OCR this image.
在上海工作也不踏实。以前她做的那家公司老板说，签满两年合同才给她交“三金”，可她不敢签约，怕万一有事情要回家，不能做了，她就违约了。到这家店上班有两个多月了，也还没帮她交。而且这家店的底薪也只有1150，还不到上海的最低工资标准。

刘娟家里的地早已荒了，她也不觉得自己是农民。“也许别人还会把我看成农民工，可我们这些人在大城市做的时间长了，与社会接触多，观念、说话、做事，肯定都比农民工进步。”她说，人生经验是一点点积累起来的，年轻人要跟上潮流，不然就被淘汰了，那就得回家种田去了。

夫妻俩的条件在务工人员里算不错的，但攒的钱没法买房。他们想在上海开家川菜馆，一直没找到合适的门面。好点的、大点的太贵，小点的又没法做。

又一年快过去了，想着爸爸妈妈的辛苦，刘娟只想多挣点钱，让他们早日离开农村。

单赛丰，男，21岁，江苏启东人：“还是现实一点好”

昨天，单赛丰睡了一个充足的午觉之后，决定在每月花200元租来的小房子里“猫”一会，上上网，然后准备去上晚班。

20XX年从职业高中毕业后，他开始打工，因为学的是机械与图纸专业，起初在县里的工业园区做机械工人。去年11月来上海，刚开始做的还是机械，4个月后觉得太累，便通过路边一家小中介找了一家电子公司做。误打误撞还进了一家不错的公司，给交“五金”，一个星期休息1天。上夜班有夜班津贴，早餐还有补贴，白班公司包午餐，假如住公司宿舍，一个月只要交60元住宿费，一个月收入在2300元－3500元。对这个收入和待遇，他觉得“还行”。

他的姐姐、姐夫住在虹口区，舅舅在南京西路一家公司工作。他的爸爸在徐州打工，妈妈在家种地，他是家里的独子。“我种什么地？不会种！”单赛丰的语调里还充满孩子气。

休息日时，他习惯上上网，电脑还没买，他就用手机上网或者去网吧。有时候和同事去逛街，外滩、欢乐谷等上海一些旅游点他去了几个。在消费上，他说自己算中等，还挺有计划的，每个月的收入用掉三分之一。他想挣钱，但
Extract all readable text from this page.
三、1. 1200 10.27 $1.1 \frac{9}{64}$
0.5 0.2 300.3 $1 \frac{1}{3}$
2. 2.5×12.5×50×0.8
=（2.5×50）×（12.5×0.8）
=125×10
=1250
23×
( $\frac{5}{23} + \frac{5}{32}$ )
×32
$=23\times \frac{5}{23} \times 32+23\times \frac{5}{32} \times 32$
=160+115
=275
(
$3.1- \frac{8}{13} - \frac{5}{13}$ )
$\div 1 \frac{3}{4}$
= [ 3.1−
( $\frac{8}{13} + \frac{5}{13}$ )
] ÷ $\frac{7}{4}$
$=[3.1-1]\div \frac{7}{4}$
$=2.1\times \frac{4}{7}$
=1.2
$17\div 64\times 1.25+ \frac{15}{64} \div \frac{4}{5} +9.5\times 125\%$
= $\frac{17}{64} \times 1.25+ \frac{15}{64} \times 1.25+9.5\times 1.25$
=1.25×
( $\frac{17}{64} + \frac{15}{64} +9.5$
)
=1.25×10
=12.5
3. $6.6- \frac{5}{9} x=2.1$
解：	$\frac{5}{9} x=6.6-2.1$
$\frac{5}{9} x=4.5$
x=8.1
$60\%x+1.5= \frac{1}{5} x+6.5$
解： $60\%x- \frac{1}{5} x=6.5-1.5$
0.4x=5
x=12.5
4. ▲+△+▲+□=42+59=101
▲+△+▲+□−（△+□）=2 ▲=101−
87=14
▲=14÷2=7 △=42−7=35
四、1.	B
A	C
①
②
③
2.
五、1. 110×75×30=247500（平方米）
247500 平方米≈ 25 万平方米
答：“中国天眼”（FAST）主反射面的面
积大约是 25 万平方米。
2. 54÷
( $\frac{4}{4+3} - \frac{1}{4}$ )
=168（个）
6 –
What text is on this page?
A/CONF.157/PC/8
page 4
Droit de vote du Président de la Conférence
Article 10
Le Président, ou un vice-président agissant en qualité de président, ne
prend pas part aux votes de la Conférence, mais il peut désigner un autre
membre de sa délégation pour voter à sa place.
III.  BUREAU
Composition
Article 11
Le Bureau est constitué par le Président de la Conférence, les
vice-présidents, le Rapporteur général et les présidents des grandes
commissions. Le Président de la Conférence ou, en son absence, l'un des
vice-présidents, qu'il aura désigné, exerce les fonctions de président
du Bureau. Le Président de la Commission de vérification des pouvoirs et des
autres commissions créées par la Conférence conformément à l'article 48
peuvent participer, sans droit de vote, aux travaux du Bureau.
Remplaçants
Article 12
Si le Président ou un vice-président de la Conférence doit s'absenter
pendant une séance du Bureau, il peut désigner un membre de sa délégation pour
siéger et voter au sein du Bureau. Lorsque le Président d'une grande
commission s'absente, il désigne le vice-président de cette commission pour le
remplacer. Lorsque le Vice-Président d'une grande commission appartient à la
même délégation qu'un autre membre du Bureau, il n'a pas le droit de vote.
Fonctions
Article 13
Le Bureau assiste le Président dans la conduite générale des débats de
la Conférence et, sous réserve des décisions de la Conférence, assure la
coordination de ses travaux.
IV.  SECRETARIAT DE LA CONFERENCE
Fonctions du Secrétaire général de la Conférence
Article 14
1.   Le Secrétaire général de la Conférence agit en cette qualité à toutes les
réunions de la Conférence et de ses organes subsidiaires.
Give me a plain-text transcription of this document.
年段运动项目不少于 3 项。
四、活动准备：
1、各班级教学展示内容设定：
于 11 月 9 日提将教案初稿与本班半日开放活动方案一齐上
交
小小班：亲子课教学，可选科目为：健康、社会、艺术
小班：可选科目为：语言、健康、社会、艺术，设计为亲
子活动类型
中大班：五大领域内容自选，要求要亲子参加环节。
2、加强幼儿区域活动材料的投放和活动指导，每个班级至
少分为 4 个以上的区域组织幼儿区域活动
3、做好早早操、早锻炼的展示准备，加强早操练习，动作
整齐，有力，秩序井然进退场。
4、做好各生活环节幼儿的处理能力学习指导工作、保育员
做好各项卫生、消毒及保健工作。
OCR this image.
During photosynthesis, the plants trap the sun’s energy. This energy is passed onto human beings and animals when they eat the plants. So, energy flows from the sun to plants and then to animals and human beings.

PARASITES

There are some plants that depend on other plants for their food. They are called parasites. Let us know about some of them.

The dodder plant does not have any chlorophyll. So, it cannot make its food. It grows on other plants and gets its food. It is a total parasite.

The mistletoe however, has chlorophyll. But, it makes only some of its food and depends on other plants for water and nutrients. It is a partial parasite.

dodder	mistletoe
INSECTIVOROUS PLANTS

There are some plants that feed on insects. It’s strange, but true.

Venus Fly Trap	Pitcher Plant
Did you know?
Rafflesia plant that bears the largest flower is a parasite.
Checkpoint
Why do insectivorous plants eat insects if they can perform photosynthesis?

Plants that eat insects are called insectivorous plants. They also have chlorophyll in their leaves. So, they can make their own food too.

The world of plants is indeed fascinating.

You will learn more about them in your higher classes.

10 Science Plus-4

Problem to work on: Would you reproduce all the entries exactly?

Solution to the exercise:
OCR this image.
在上海工作也不踏实。以前她做的那家公司老板说，签满两年合同才给她交“三金”，可她不敢签约，怕万一有事情要回家，不能做了，她就违约了。到这家店上班有两个多月了，也还没帮她交。而且这家店的底薪也只有1150，还不到上海的最低工资标准。

刘娟家里的地早已荒了，她也不觉得自己是农民。“也许别人还会把我看成农民工，可我们这些人在大城市做的时间长了，与社会接触多，观念、说话、做事，肯定都比农民工进步。”她说，人生经验是一点点积累起来的，年轻人要跟上潮流，不然就被淘汰了，那就得回家种田去了。

夫妻俩的条件在务工人员里算不错的，但攒的钱没法买房。他们想在上海开家川菜馆，一直没找到合适的门面。好点的、大点的太贵，小点的又没法做。

又一年快过去了，想着爸爸妈妈的辛苦，刘娟只想多挣点钱，让他们早日离开农村。

单赛丰，男，21岁，江苏启东人：“还是现实一点好”

昨天，单赛丰睡了一个充足的午觉之后，决定在每月花200元租来的小房子里“猫”一会，上上网，然后准备去上晚班。

20XX年从职业高中毕业后，他开始打工，因为学的是机械与图纸专业，起初在县里的工业园区做机械工人。去年11月来上海，刚开始做的还是机械，4个月后觉得太累，便通过路边一家小中介找了一家电子公司做。误打误撞还进了一家不错的公司，给交“五金”，一个星期休息1天。上夜班有夜班津贴，早餐还有补贴，白班公司包午餐，假如住公司宿舍，一个月只要交60元住宿费，一个月收入在2300元－3500元。对这个收入和待遇，他觉得“还行”。

他的姐姐、姐夫住在虹口区，舅舅在南京西路一家公司工作。他的爸爸在徐州打工，妈妈在家种地，他是家里的独子。“我种什么地？不会种！”单赛丰的语调里还充满孩子气。

休息日时，他习惯上上网，电脑还没买，他就用手机上网或者去网吧。有时候和同事去逛街，外滩、欢乐谷等上海一些旅游点他去了几个。在消费上，他说自己算中等，还挺有计划的，每个月的收入用掉三分之一。他想挣钱，但
Extract all readable text from this page.
三、1. 1200 10.27 $1.1 \frac{9}{64}$
0.5 0.2 300.3 $1 \frac{1}{3}$
2. 2.5×12.5×50×0.8
=（2.5×50）×（12.5×0.8）
=125×10
=1250
23×
( $\frac{5}{23} + \frac{5}{32}$ )
×32
$=23\times \frac{5}{23} \times 32+23\times \frac{5}{32} \times 32$
=160+115
=275
(
$3.1- \frac{8}{13} - \frac{5}{13}$ )
$\div 1 \frac{3}{4}$
= [ 3.1−
( $\frac{8}{13} + \frac{5}{13}$ )
] ÷ $\frac{7}{4}$
$=[3.1-1]\div \frac{7}{4}$
$=2.1\times \frac{4}{7}$
=1.2
$17\div 64\times 1.25+ \frac{15}{64} \div \frac{4}{5} +9.5\times 125\%$
= $\frac{17}{64} \times 1.25+ \frac{15}{64} \times 1.25+9.5\times 1.25$
=1.25×
( $\frac{17}{64} + \frac{15}{64} +9.5$
)
=1.25×10
=12.5
3. $6.6- \frac{5}{9} x=2.1$
解：	$\frac{5}{9} x=6.6-2.1$
$\frac{5}{9} x=4.5$
x=8.1
$60\%x+1.5= \frac{1}{5} x+6.5$
解： $60\%x- \frac{1}{5} x=6.5-1.5$
0.4x=5
x=12.5
4. ▲+△+▲+□=42+59=101
▲+△+▲+□−（△+□）=2 ▲=101−
87=14
▲=14÷2=7 △=42−7=35
四、1.	B
A	C
①
②
③
2.
五、1. 110×75×30=247500（平方米）
247500 平方米≈ 25 万平方米
答：“中国天眼”（FAST）主反射面的面
积大约是 25 万平方米。
2. 54÷
( $\frac{4}{4+3} - \frac{1}{4}$ )
=168（个）
6 –
What text is on this page?
A/CONF.157/PC/8
page 4
Droit de vote du Président de la Conférence
Article 10
Le Président, ou un vice-président agissant en qualité de président, ne
prend pas part aux votes de la Conférence, mais il peut désigner un autre
membre de sa délégation pour voter à sa place.
III.  BUREAU
Composition
Article 11
Le Bureau est constitué par le Président de la Conférence, les
vice-présidents, le Rapporteur général et les présidents des grandes
commissions. Le Président de la Conférence ou, en son absence, l'un des
vice-présidents, qu'il aura désigné, exerce les fonctions de président
du Bureau. Le Président de la Commission de vérification des pouvoirs et des
autres commissions créées par la Conférence conformément à l'article 48
peuvent participer, sans droit de vote, aux travaux du Bureau.
Remplaçants
Article 12
Si le Président ou un vice-président de la Conférence doit s'absenter
pendant une séance du Bureau, il peut désigner un membre de sa délégation pour
siéger et voter au sein du Bureau. Lorsque le Président d'une grande
commission s'absente, il désigne le vice-président de cette commission pour le
remplacer. Lorsque le Vice-Président d'une grande commission appartient à la
même délégation qu'un autre membre du Bureau, il n'a pas le droit de vote.
Fonctions
Article 13
Le Bureau assiste le Président dans la conduite générale des débats de
la Conférence et, sous réserve des décisions de la Conférence, assure la
coordination de ses travaux.
IV.  SECRETARIAT DE LA CONFERENCE
Fonctions du Secrétaire général de la Conférence
Article 14
1.   Le Secrétaire général de la Conférence agit en cette qualité à toutes les
réunions de la Conférence et de ses organes subsidiaires.
Give me a plain-text transcription of this document.
年段运动项目不少于 3 项。
四、活动准备：
1、各班级教学展示内容设定：
于 11 月 9 日提将教案初稿与本班半日开放活动方案一齐上
交
小小班：亲子课教学，可选科目为：健康、社会、艺术
小班：可选科目为：语言、健康、社会、艺术，设计为亲
子活动类型
中大班：五大领域内容自选，要求要亲子参加环节。
2、加强幼儿区域活动材料的投放和活动指导，每个班级至
少分为 4 个以上的区域组织幼儿区域活动
3、做好早早操、早锻炼的展示准备，加强早操练习，动作
整齐，有力，秩序井然进退场。
4、做好各生活环节幼儿的处理能力学习指导工作、保育员
做好各项卫生、消毒及保健工作。
OCR this image.
During photosynthesis, the plants trap the sun’s energy. This energy is passed onto human beings and animals when they eat the plants. So, energy flows from the sun to plants and then to animals and human beings.

PARASITES

There are some plants that depend on other plants for their food. They are called parasites. Let us know about some of them.

The dodder plant does not have any chlorophyll. So, it cannot make its food. It grows on other plants and gets its food. It is a total parasite.

The mistletoe however, has chlorophyll. But, it makes only some of its food and depends on other plants for water and nutrients. It is a partial parasite.

dodder	mistletoe
INSECTIVOROUS PLANTS

There are some plants that feed on insects. It’s strange, but true.

Venus Fly Trap	Pitcher Plant
Did you know?
Rafflesia plant that bears the largest flower is a parasite.
Checkpoint
Why do insectivorous plants eat insects if they can perform photosynthesis?

Plants that eat insects are called insectivorous plants. They also have chlorophyll in their leaves. So, they can make their own food too.

The world of plants is indeed fascinating.

You will learn more about them in your higher classes.

10 Science Plus-4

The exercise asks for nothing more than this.